start Supplied material
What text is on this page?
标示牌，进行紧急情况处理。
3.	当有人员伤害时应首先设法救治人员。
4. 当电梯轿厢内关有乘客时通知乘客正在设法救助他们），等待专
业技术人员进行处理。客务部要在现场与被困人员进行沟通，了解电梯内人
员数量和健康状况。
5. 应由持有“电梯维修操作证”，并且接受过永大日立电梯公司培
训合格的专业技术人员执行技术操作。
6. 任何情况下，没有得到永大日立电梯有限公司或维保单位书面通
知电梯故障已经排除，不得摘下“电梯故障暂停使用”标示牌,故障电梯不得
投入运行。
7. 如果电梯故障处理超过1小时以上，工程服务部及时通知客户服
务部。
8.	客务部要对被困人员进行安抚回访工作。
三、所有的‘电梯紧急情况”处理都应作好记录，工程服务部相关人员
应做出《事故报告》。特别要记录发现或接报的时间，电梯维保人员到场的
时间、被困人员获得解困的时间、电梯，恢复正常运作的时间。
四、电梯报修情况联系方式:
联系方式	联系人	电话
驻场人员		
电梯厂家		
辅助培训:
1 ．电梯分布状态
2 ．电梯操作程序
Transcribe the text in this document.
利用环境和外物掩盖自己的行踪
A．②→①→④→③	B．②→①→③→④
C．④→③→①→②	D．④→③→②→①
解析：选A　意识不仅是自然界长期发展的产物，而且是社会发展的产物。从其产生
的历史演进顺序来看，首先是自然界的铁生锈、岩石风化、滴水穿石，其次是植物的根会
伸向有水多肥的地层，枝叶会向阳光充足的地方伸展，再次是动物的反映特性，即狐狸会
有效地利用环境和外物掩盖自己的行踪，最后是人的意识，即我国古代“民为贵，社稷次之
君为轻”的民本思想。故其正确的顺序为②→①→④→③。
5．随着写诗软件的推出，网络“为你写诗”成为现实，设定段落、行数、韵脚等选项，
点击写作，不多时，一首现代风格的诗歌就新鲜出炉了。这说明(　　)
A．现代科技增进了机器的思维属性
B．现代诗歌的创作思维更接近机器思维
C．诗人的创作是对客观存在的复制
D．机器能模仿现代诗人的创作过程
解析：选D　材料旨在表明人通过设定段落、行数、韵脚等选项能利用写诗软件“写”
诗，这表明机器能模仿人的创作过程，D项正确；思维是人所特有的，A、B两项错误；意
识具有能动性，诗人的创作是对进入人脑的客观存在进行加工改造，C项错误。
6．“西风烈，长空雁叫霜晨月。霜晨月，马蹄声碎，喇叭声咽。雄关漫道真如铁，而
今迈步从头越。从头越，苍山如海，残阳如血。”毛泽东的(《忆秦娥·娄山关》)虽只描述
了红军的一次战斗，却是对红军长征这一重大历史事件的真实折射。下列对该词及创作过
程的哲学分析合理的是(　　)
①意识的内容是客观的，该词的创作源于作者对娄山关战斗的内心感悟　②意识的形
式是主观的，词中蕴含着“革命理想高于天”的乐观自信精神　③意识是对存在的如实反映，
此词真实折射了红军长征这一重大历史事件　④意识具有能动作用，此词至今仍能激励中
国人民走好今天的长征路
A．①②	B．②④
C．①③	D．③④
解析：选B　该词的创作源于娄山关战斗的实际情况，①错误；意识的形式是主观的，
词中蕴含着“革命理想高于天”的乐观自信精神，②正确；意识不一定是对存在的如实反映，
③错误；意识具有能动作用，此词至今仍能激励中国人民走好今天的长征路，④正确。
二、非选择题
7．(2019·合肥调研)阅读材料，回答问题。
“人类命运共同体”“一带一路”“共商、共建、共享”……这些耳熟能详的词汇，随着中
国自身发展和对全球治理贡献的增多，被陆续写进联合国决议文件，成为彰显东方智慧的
end Supplied material
◆ **The task**:
Go through the records and show every line with the string "革命理想高于天" in it.

◆ **Answer to the exercise**:
式是主观的，词中蕴含着“革命理想高于天”的乐观自信精神　③意识是对存在的如实反映，
词中蕴含着“革命理想高于天”的乐观自信精神，②正确；意识不一定是对存在的如实反映，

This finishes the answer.